▸ Task requirements:
Hunt for the word "решении" across the entries below, copying each line that holds it.

(Collected data)
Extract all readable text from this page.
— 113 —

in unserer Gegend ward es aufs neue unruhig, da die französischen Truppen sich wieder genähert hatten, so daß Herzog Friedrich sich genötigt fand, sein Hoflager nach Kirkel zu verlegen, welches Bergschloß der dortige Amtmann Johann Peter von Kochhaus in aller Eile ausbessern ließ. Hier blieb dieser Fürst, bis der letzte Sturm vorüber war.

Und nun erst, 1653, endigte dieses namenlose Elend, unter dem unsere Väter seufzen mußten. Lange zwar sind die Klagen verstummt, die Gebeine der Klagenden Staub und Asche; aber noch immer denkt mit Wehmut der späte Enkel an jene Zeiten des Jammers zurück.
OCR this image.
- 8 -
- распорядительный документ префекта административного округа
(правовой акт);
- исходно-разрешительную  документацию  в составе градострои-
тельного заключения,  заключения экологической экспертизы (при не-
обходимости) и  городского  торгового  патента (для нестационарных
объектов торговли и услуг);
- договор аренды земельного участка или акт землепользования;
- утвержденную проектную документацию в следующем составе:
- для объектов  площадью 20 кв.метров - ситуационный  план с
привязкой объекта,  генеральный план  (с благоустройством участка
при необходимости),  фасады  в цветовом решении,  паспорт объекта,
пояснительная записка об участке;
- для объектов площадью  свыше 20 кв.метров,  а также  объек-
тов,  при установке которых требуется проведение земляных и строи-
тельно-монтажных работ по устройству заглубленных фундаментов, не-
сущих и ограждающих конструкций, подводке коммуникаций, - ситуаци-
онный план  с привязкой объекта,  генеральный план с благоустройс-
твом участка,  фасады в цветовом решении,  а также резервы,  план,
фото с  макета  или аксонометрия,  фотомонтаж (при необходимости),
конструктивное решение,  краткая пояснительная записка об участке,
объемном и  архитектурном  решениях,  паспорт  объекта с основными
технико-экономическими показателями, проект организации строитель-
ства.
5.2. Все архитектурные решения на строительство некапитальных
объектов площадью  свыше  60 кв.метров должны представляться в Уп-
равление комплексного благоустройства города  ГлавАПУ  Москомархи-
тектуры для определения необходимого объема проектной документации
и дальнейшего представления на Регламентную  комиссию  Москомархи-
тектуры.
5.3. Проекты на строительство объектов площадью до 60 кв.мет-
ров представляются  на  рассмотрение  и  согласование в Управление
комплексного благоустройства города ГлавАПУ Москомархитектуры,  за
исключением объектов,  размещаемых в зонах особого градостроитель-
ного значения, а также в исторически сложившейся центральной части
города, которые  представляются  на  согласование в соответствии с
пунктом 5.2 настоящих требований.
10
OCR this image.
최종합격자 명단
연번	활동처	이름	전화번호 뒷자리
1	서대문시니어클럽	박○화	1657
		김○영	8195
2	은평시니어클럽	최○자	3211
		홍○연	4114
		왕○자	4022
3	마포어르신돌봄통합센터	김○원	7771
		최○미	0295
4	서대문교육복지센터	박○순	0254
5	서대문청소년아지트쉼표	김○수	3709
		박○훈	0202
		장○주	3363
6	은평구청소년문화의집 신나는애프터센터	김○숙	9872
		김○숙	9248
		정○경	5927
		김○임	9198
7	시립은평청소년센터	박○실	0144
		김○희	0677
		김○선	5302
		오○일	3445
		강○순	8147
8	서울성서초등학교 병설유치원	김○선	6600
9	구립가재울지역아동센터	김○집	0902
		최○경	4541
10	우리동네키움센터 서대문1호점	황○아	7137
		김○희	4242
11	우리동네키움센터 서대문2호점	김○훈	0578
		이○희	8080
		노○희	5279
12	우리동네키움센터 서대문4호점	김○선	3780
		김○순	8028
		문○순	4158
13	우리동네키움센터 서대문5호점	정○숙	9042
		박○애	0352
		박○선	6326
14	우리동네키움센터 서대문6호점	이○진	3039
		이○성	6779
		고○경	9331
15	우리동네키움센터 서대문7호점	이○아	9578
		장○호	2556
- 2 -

▸ Finished exercise:
при необходимости),  фасады  в цветовом решении,  паспорт объекта,
твом участка,  фасады в цветовом решении,  а также резервы,  план,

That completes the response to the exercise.